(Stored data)
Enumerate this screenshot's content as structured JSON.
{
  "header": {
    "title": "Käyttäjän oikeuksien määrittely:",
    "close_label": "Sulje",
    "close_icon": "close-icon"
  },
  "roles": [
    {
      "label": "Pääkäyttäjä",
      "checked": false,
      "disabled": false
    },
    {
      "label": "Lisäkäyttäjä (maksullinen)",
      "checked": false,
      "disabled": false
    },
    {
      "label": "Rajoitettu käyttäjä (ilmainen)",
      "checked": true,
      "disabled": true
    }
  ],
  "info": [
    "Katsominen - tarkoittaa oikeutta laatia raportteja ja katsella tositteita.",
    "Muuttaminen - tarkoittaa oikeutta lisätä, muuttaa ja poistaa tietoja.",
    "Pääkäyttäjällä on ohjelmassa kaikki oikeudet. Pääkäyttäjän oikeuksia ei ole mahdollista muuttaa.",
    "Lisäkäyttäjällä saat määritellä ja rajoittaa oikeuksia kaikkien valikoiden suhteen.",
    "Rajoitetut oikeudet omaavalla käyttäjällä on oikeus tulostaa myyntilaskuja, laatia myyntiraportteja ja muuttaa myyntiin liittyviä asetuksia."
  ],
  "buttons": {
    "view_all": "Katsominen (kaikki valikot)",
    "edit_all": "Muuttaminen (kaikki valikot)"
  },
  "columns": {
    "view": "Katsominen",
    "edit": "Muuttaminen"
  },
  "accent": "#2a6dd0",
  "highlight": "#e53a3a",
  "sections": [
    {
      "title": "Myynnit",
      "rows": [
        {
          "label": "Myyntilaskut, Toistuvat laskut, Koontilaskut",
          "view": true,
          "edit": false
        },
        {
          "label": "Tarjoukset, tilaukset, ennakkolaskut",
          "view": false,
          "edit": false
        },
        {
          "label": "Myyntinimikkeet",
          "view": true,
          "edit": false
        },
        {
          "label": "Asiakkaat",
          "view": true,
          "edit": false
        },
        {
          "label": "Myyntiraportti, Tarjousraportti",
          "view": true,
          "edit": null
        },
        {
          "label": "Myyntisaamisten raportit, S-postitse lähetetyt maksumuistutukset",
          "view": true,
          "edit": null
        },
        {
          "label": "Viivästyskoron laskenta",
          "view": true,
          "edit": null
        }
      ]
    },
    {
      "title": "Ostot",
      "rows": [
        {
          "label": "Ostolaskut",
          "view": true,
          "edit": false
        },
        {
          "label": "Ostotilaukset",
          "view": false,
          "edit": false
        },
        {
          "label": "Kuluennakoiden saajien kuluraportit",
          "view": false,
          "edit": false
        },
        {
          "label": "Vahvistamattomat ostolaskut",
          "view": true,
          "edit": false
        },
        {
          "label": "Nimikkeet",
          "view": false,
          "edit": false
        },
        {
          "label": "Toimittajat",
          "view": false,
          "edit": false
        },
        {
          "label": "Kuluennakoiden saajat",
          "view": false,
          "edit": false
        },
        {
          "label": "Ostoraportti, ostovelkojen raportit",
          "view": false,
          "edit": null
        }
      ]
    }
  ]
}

• [Exercise requirements]: Using the data above, reproduce every line exactly.

• [Response to this task]:
Enumerate this screenshot's content as structured JSON.
{
  "header": {
    "title": "Käyttäjän oikeuksien määrittely:",
    "close_label": "Sulje",
    "close_icon": "close-icon"
  },
  "roles": [
    {
      "label": "Pääkäyttäjä",
      "checked": false,
      "disabled": false
    },
    {
      "label": "Lisäkäyttäjä (maksullinen)",
      "checked": false,
      "disabled": false
    },
    {
      "label": "Rajoitettu käyttäjä (ilmainen)",
      "checked": true,
      "disabled": true
    }
  ],
  "info": [
    "Katsominen - tarkoittaa oikeutta laatia raportteja ja katsella tositteita.",
    "Muuttaminen - tarkoittaa oikeutta lisätä, muuttaa ja poistaa tietoja.",
    "Pääkäyttäjällä on ohjelmassa kaikki oikeudet. Pääkäyttäjän oikeuksia ei ole mahdollista muuttaa.",
    "Lisäkäyttäjällä saat määritellä ja rajoittaa oikeuksia kaikkien valikoiden suhteen.",
    "Rajoitetut oikeudet omaavalla käyttäjällä on oikeus tulostaa myyntilaskuja, laatia myyntiraportteja ja muuttaa myyntiin liittyviä asetuksia."
  ],
  "buttons": {
    "view_all": "Katsominen (kaikki valikot)",
    "edit_all": "Muuttaminen (kaikki valikot)"
  },
  "columns": {
    "view": "Katsominen",
    "edit": "Muuttaminen"
  },
  "accent": "#2a6dd0",
  "highlight": "#e53a3a",
  "sections": [
    {
      "title": "Myynnit",
      "rows": [
        {
          "label": "Myyntilaskut, Toistuvat laskut, Koontilaskut",
          "view": true,
          "edit": false
        },
        {
          "label": "Tarjoukset, tilaukset, ennakkolaskut",
          "view": false,
          "edit": false
        },
        {
          "label": "Myyntinimikkeet",
          "view": true,
          "edit": false
        },
        {
          "label": "Asiakkaat",
          "view": true,
          "edit": false
        },
        {
          "label": "Myyntiraportti, Tarjousraportti",
          "view": true,
          "edit": null
        },
        {
          "label": "Myyntisaamisten raportit, S-postitse lähetetyt maksumuistutukset",
          "view": true,
          "edit": null
        },
        {
          "label": "Viivästyskoron laskenta",
          "view": true,
          "edit": null
        }
      ]
    },
    {
      "title": "Ostot",
      "rows": [
        {
          "label": "Ostolaskut",
          "view": true,
          "edit": false
        },
        {
          "label": "Ostotilaukset",
          "view": false,
          "edit": false
        },
        {
          "label": "Kuluennakoiden saajien kuluraportit",
          "view": false,
          "edit": false
        },
        {
          "label": "Vahvistamattomat ostolaskut",
          "view": true,
          "edit": false
        },
        {
          "label": "Nimikkeet",
          "view": false,
          "edit": false
        },
        {
          "label": "Toimittajat",
          "view": false,
          "edit": false
        },
        {
          "label": "Kuluennakoiden saajat",
          "view": false,
          "edit": false
        },
        {
          "label": "Ostoraportti, ostovelkojen raportit",
          "view": false,
          "edit": null
        }
      ]
    }
  ]
}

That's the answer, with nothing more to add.